**Description of the task**
Give only the number of lines in the data that include the string "http".

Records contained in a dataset
------------------------------------

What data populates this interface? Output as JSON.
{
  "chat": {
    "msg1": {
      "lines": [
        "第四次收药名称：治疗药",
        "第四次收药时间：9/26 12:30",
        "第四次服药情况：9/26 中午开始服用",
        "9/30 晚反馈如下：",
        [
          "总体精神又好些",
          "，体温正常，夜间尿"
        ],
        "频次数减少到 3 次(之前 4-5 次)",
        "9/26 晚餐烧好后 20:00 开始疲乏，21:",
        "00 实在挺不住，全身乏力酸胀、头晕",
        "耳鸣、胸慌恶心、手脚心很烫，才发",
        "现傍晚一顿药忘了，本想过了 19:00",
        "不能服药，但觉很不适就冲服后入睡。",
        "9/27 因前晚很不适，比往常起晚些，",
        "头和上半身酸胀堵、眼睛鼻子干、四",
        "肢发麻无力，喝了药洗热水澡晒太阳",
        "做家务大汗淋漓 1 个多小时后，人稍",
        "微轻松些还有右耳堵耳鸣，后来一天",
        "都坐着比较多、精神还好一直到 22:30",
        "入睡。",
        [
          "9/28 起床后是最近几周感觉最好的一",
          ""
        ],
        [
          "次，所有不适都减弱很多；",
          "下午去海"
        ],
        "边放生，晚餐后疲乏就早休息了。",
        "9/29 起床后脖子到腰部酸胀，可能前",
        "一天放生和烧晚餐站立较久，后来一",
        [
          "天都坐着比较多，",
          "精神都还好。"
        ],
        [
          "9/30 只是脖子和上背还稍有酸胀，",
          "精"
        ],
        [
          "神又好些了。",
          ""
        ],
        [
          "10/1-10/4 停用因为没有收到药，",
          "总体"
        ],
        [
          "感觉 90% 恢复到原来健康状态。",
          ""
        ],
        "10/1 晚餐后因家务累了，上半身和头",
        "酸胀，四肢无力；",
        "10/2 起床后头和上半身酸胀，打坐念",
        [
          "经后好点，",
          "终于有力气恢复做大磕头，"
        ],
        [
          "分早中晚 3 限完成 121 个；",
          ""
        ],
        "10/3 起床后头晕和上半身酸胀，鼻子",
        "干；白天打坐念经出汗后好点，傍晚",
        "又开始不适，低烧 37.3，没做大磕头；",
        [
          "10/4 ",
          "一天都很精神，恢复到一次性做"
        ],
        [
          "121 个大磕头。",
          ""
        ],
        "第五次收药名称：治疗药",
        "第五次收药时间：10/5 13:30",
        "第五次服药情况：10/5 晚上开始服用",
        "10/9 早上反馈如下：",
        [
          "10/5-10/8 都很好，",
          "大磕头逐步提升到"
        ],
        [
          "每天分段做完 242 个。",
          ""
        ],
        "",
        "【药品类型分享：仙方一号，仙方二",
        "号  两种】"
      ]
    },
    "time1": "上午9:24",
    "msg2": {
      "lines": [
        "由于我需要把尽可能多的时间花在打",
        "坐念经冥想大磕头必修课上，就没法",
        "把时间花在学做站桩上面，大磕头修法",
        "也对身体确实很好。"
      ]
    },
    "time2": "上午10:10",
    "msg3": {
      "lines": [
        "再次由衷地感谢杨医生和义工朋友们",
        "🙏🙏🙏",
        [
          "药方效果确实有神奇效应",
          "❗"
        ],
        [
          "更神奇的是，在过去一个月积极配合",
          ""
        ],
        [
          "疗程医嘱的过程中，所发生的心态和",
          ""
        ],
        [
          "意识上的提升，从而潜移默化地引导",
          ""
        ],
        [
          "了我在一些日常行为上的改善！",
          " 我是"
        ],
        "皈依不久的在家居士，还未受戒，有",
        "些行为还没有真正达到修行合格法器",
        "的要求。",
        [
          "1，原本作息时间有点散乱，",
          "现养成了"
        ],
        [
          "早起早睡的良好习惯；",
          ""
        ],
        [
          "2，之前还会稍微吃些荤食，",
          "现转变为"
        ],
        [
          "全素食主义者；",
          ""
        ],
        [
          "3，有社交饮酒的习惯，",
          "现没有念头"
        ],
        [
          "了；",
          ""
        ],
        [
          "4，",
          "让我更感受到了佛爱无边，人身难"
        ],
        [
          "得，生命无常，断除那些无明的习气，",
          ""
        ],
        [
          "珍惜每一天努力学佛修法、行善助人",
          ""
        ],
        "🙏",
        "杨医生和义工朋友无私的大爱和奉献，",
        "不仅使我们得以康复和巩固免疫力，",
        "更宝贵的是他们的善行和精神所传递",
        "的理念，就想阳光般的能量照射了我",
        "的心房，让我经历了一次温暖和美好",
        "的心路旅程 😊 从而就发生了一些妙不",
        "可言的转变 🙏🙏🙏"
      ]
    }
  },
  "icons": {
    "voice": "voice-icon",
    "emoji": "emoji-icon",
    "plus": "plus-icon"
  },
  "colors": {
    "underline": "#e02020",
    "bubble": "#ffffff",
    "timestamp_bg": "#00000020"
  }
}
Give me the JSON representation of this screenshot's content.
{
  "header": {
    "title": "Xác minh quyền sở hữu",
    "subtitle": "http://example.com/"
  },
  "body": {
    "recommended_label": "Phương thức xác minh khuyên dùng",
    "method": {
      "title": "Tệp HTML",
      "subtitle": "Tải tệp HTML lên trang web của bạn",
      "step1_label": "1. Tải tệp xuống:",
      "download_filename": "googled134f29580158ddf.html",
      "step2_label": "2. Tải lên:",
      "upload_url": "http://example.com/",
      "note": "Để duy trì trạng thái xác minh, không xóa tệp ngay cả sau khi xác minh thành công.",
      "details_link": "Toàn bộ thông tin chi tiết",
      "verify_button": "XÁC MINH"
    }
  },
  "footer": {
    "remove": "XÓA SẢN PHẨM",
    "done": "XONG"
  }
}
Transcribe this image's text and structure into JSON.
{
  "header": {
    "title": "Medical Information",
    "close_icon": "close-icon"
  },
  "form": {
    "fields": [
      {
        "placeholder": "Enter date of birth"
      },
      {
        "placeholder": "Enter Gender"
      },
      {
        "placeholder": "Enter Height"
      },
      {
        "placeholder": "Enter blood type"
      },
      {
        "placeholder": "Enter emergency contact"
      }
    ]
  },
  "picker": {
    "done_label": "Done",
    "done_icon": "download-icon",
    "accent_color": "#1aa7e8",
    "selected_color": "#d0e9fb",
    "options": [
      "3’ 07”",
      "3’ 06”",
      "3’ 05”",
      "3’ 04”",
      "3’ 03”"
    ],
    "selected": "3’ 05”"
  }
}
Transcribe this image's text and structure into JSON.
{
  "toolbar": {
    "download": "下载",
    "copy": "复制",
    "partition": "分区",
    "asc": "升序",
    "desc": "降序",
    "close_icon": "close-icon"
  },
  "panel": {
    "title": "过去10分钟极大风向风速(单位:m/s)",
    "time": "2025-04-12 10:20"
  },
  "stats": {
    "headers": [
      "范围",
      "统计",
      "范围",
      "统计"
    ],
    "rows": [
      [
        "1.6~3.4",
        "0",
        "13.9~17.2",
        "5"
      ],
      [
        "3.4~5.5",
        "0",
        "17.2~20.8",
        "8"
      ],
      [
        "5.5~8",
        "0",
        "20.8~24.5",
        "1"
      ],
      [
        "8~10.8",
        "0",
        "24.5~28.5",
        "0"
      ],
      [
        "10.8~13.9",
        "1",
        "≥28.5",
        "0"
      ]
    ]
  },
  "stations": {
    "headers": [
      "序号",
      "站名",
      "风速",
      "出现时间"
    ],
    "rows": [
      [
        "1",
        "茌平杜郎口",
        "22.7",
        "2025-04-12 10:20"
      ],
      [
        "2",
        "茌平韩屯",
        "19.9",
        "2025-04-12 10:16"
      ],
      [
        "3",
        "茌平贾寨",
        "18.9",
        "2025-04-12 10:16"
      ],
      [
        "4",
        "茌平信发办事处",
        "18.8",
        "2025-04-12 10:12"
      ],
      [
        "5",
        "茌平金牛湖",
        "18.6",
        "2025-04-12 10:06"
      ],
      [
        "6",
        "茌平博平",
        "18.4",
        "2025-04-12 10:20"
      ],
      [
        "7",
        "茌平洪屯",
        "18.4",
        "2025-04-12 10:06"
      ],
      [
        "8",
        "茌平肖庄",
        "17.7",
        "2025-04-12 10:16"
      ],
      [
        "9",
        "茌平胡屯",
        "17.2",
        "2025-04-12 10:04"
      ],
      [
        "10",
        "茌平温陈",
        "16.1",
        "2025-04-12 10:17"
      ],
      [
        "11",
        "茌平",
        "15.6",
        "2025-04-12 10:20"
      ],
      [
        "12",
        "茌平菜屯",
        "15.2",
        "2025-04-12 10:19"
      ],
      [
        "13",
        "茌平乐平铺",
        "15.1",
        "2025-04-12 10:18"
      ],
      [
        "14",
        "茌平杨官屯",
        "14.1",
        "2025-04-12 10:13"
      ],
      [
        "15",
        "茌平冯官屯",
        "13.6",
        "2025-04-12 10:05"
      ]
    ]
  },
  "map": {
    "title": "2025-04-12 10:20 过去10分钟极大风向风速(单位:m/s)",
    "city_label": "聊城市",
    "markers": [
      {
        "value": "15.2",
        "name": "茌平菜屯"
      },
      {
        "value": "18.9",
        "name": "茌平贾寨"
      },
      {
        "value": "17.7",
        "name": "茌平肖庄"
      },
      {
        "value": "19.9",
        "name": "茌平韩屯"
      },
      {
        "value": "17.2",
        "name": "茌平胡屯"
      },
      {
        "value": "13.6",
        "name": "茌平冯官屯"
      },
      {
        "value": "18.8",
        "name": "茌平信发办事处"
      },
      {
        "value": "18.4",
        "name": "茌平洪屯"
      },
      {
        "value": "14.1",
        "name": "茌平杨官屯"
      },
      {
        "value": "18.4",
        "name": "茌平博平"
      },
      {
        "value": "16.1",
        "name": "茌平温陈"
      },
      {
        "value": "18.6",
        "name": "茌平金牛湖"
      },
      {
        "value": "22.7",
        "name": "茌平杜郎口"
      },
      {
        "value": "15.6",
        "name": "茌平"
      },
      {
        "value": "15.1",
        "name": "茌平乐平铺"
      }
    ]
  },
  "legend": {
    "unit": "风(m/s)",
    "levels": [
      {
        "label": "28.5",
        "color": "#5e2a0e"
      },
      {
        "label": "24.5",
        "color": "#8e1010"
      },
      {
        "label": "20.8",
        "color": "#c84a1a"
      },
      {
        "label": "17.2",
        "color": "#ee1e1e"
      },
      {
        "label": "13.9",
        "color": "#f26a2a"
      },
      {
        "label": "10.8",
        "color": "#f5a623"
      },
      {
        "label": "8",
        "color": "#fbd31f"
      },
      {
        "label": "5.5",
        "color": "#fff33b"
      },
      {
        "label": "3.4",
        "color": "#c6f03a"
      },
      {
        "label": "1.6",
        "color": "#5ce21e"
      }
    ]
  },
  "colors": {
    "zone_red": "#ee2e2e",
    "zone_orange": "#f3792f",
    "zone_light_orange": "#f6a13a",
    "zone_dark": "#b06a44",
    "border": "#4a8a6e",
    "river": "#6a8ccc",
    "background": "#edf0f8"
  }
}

------------------------------------

**Answer to the task**
2